Collect each line of the records containing the string "Theft".

*** Data shown ***

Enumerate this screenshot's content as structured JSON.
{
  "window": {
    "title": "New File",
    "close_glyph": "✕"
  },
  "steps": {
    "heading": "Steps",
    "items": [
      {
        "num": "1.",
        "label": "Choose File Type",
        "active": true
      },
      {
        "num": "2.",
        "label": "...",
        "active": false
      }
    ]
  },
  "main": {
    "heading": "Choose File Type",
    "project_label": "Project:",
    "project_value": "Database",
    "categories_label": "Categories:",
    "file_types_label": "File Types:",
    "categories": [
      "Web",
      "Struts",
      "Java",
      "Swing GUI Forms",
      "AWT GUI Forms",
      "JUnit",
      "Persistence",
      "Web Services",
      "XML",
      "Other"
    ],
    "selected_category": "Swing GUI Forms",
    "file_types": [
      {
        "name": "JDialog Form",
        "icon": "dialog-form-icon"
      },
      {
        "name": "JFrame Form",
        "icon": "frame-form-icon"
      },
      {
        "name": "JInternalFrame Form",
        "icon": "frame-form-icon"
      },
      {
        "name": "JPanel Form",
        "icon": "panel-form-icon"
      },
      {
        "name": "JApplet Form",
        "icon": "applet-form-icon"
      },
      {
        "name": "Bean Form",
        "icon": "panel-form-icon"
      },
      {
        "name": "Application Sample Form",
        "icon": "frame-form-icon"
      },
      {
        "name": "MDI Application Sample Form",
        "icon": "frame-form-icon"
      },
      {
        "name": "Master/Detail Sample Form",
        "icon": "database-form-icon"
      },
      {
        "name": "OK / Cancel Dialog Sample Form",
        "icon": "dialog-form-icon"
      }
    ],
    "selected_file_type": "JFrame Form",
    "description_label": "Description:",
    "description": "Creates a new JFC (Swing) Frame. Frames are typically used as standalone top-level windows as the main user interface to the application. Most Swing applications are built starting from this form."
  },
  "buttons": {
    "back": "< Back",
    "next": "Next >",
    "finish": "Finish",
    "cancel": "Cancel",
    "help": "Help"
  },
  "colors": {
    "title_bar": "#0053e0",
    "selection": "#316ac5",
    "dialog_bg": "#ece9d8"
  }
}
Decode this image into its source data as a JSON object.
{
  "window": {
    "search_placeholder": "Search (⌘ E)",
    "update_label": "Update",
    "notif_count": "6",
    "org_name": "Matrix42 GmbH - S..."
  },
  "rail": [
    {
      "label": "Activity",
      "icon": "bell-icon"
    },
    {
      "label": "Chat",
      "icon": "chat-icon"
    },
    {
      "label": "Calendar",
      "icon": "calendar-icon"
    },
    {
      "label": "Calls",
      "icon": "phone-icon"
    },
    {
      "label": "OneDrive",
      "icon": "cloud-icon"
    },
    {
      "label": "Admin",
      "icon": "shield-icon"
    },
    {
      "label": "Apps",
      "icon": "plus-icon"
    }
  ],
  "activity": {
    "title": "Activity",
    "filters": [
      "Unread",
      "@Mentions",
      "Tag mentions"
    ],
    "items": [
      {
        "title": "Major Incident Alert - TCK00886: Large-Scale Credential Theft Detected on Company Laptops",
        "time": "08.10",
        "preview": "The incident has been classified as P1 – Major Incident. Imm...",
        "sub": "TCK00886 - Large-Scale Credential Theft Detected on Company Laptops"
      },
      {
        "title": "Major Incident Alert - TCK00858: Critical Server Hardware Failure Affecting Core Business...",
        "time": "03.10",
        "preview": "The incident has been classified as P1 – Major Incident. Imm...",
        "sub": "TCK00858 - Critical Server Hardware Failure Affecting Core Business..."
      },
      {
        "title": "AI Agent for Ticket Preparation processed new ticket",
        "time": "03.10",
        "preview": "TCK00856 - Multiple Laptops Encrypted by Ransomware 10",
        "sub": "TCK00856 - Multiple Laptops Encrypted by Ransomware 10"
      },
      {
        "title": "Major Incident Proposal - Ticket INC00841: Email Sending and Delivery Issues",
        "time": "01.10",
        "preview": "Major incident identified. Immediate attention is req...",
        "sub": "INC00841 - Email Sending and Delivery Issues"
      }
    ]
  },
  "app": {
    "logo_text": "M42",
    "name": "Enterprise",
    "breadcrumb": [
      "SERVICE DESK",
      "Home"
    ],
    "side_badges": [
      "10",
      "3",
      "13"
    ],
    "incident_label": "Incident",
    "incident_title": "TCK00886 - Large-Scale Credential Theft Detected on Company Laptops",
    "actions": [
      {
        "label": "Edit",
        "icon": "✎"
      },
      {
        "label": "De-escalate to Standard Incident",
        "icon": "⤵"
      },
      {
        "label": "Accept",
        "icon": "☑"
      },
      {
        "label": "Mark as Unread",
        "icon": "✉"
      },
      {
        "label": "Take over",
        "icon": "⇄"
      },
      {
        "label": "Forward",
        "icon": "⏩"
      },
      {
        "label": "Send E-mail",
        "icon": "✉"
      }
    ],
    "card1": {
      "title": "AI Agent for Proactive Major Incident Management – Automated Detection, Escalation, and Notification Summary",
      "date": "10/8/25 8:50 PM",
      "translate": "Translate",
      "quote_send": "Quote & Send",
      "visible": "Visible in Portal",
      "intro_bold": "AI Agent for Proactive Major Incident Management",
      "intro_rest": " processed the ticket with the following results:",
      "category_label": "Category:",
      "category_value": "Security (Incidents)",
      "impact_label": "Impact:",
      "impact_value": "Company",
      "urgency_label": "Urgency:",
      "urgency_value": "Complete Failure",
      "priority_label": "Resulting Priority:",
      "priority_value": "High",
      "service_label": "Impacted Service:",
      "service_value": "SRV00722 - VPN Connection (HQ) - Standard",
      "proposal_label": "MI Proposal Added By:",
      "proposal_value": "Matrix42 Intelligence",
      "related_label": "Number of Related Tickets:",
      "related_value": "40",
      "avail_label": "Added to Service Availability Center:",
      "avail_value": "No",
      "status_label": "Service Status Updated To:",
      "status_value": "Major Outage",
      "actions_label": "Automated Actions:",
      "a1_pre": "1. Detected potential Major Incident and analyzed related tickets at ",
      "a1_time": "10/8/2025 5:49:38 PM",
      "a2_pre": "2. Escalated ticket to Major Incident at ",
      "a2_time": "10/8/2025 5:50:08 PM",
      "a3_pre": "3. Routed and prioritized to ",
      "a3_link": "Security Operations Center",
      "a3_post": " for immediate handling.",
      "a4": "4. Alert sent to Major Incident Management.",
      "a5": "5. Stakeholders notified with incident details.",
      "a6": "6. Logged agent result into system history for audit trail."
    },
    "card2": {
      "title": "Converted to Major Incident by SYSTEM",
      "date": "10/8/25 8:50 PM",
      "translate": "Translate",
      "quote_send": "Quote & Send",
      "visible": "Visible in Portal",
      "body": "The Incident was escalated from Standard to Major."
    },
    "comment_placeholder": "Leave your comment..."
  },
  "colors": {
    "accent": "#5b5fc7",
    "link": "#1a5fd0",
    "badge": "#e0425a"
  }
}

***

## Correct answer:
        "title": "Major Incident Alert - TCK00886: Large-Scale Credential Theft Detected on Company Laptops",
        "sub": "TCK00886 - Large-Scale Credential Theft Detected on Company Laptops"
    "incident_title": "TCK00886 - Large-Scale Credential Theft Detected on Company Laptops",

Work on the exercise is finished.